Given request
Turn every line of the records below into a numbered list, omitting any blank lines.

Provided data

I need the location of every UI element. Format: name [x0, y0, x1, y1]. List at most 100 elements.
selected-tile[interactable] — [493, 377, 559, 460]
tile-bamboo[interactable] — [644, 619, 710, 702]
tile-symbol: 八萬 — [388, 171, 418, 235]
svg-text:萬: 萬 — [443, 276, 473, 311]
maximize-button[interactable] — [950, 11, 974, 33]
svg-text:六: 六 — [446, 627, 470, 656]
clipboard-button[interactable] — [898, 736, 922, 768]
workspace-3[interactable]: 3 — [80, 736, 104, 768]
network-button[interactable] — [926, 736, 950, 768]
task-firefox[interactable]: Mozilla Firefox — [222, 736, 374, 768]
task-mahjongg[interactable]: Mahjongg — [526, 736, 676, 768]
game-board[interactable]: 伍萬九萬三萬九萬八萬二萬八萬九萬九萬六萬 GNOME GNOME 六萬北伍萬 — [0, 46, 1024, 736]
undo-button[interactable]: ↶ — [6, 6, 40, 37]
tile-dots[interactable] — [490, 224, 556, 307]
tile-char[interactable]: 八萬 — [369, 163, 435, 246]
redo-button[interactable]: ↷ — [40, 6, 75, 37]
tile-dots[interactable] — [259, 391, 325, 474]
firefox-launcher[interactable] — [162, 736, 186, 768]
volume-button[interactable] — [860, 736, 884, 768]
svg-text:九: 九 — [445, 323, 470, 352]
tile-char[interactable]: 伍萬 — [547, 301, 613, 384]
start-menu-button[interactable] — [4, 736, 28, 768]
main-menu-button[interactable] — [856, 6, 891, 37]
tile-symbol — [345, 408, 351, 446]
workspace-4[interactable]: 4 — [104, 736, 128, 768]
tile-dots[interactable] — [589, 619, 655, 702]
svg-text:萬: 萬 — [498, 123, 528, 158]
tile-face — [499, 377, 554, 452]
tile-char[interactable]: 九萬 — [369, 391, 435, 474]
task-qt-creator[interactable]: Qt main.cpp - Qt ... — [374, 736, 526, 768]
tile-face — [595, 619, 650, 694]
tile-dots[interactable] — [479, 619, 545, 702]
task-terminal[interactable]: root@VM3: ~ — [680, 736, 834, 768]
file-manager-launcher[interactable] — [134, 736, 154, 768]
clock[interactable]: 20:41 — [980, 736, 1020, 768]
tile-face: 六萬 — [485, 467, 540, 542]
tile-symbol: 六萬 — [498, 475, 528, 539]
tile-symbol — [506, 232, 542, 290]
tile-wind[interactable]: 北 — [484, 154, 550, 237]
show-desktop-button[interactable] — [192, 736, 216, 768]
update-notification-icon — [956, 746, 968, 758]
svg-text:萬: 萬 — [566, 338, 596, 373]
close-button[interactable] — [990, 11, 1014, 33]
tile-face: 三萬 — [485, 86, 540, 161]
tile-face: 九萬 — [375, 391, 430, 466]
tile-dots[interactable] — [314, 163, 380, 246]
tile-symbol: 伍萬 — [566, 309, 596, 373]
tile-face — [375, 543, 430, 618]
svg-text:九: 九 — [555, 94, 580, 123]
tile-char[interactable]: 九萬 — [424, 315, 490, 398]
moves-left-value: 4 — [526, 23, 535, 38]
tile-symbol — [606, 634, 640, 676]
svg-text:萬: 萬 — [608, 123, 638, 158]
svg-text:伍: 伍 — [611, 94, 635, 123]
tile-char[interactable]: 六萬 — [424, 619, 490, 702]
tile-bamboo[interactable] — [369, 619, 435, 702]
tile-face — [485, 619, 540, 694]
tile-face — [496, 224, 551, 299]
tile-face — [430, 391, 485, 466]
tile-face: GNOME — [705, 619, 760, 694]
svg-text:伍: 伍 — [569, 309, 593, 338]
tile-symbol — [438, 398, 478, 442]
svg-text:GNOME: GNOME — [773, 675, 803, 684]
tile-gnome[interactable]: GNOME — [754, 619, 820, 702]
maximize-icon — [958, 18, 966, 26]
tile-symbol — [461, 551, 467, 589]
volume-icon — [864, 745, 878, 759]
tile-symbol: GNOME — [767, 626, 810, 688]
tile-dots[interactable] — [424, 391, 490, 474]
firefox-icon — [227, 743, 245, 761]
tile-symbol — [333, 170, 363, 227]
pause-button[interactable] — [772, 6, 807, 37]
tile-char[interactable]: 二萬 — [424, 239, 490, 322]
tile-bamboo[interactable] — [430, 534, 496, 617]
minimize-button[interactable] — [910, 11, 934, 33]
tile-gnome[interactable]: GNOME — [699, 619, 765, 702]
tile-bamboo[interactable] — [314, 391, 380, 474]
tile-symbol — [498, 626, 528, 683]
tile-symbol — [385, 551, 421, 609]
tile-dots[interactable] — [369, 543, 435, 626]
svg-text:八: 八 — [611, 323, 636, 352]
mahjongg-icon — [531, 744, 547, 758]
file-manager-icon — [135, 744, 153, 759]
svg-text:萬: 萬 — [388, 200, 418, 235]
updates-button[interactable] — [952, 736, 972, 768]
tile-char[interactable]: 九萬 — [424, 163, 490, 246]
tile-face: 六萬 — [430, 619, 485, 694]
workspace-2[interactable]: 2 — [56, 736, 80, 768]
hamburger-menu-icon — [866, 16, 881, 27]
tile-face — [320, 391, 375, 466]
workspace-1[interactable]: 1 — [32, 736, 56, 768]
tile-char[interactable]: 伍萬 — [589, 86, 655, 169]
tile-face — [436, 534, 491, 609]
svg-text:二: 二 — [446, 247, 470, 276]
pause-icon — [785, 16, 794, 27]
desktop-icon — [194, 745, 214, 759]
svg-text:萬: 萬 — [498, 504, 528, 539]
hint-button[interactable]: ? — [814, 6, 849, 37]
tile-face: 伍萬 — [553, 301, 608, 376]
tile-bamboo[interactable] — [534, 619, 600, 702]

Task result
1. I need the location of every UI element. Format: name [x0, y0, x1, y1]. List at most 100 elements.
2. selected-tile[interactable] — [493, 377, 559, 460]
3. tile-bamboo[interactable] — [644, 619, 710, 702]
4. tile-symbol: 八萬 — [388, 171, 418, 235]
5. svg-text:萬: 萬 — [443, 276, 473, 311]
6. maximize-button[interactable] — [950, 11, 974, 33]
7. svg-text:六: 六 — [446, 627, 470, 656]
8. clipboard-button[interactable] — [898, 736, 922, 768]
9. workspace-3[interactable]: 3 — [80, 736, 104, 768]
10. network-button[interactable] — [926, 736, 950, 768]
11. task-firefox[interactable]: Mozilla Firefox — [222, 736, 374, 768]
12. task-mahjongg[interactable]: Mahjongg — [526, 736, 676, 768]
13. game-board[interactable]: 伍萬九萬三萬九萬八萬二萬八萬九萬九萬六萬 GNOME GNOME 六萬北伍萬 — [0, 46, 1024, 736]
14. undo-button[interactable]: ↶ — [6, 6, 40, 37]
15. tile-dots[interactable] — [490, 224, 556, 307]
16. tile-char[interactable]: 八萬 — [369, 163, 435, 246]
17. redo-button[interactable]: ↷ — [40, 6, 75, 37]
18. tile-dots[interactable] — [259, 391, 325, 474]
19. firefox-launcher[interactable] — [162, 736, 186, 768]
20. volume-button[interactable] — [860, 736, 884, 768]
21. svg-text:九: 九 — [445, 323, 470, 352]
22. tile-char[interactable]: 伍萬 — [547, 301, 613, 384]
23. start-menu-button[interactable] — [4, 736, 28, 768]
24. main-menu-button[interactable] — [856, 6, 891, 37]
25. tile-symbol — [345, 408, 351, 446]
26. workspace-4[interactable]: 4 — [104, 736, 128, 768]
27. tile-dots[interactable] — [589, 619, 655, 702]
28. svg-text:萬: 萬 — [498, 123, 528, 158]
29. tile-face — [499, 377, 554, 452]
30. tile-char[interactable]: 九萬 — [369, 391, 435, 474]
31. task-qt-creator[interactable]: Qt main.cpp - Qt ... — [374, 736, 526, 768]
32. tile-face — [595, 619, 650, 694]
33. tile-dots[interactable] — [479, 619, 545, 702]
34. task-terminal[interactable]: root@VM3: ~ — [680, 736, 834, 768]
35. file-manager-launcher[interactable] — [134, 736, 154, 768]
36. clock[interactable]: 20:41 — [980, 736, 1020, 768]
37. tile-face: 六萬 — [485, 467, 540, 542]
38. tile-symbol: 六萬 — [498, 475, 528, 539]
39. tile-symbol — [506, 232, 542, 290]
40. tile-wind[interactable]: 北 — [484, 154, 550, 237]
41. show-desktop-button[interactable] — [192, 736, 216, 768]
42. update-notification-icon — [956, 746, 968, 758]
43. svg-text:萬: 萬 — [566, 338, 596, 373]
44. close-button[interactable] — [990, 11, 1014, 33]
45. tile-face: 三萬 — [485, 86, 540, 161]
46. tile-face: 九萬 — [375, 391, 430, 466]
47. tile-dots[interactable] — [314, 163, 380, 246]
48. tile-symbol: 伍萬 — [566, 309, 596, 373]
49. tile-face — [375, 543, 430, 618]
50. svg-text:九: 九 — [555, 94, 580, 123]
51. tile-char[interactable]: 九萬 — [424, 315, 490, 398]
52. moves-left-value: 4 — [526, 23, 535, 38]
53. tile-symbol — [606, 634, 640, 676]
54. svg-text:萬: 萬 — [608, 123, 638, 158]
55. svg-text:伍: 伍 — [611, 94, 635, 123]
56. tile-char[interactable]: 六萬 — [424, 619, 490, 702]
57. tile-bamboo[interactable] — [369, 619, 435, 702]
58. tile-face — [485, 619, 540, 694]
59. tile-face — [496, 224, 551, 299]
60. tile-face — [430, 391, 485, 466]
61. tile-face: GNOME — [705, 619, 760, 694]
62. svg-text:伍: 伍 — [569, 309, 593, 338]
63. tile-symbol — [438, 398, 478, 442]
64. svg-text:GNOME: GNOME — [773, 675, 803, 684]
65. tile-gnome[interactable]: GNOME — [754, 619, 820, 702]
66. maximize-icon — [958, 18, 966, 26]
67. tile-symbol — [461, 551, 467, 589]
68. volume-icon — [864, 745, 878, 759]
69. tile-symbol: GNOME — [767, 626, 810, 688]
70. tile-dots[interactable] — [424, 391, 490, 474]
71. firefox-icon — [227, 743, 245, 761]
72. tile-symbol — [333, 170, 363, 227]
73. pause-button[interactable] — [772, 6, 807, 37]
74. tile-char[interactable]: 二萬 — [424, 239, 490, 322]
75. tile-bamboo[interactable] — [430, 534, 496, 617]
76. minimize-button[interactable] — [910, 11, 934, 33]
77. tile-gnome[interactable]: GNOME — [699, 619, 765, 702]
78. tile-bamboo[interactable] — [314, 391, 380, 474]
79. tile-symbol — [498, 626, 528, 683]
80. tile-symbol — [385, 551, 421, 609]
81. tile-dots[interactable] — [369, 543, 435, 626]
82. svg-text:八: 八 — [611, 323, 636, 352]
83. mahjongg-icon — [531, 744, 547, 758]
84. file-manager-icon — [135, 744, 153, 759]
85. svg-text:萬: 萬 — [388, 200, 418, 235]
86. updates-button[interactable] — [952, 736, 972, 768]
87. tile-char[interactable]: 九萬 — [424, 163, 490, 246]
88. tile-face: 六萬 — [430, 619, 485, 694]
89. workspace-2[interactable]: 2 — [56, 736, 80, 768]
90. hamburger-menu-icon — [866, 16, 881, 27]
91. tile-face — [320, 391, 375, 466]
92. workspace-1[interactable]: 1 — [32, 736, 56, 768]
93. tile-char[interactable]: 伍萬 — [589, 86, 655, 169]
94. tile-face — [436, 534, 491, 609]
95. svg-text:二: 二 — [446, 247, 470, 276]
96. pause-icon — [785, 16, 794, 27]
97. desktop-icon — [194, 745, 214, 759]
98. svg-text:萬: 萬 — [498, 504, 528, 539]
99. hint-button[interactable]: ? — [814, 6, 849, 37]
100. tile-face: 伍萬 — [553, 301, 608, 376]
101. tile-bamboo[interactable] — [534, 619, 600, 702]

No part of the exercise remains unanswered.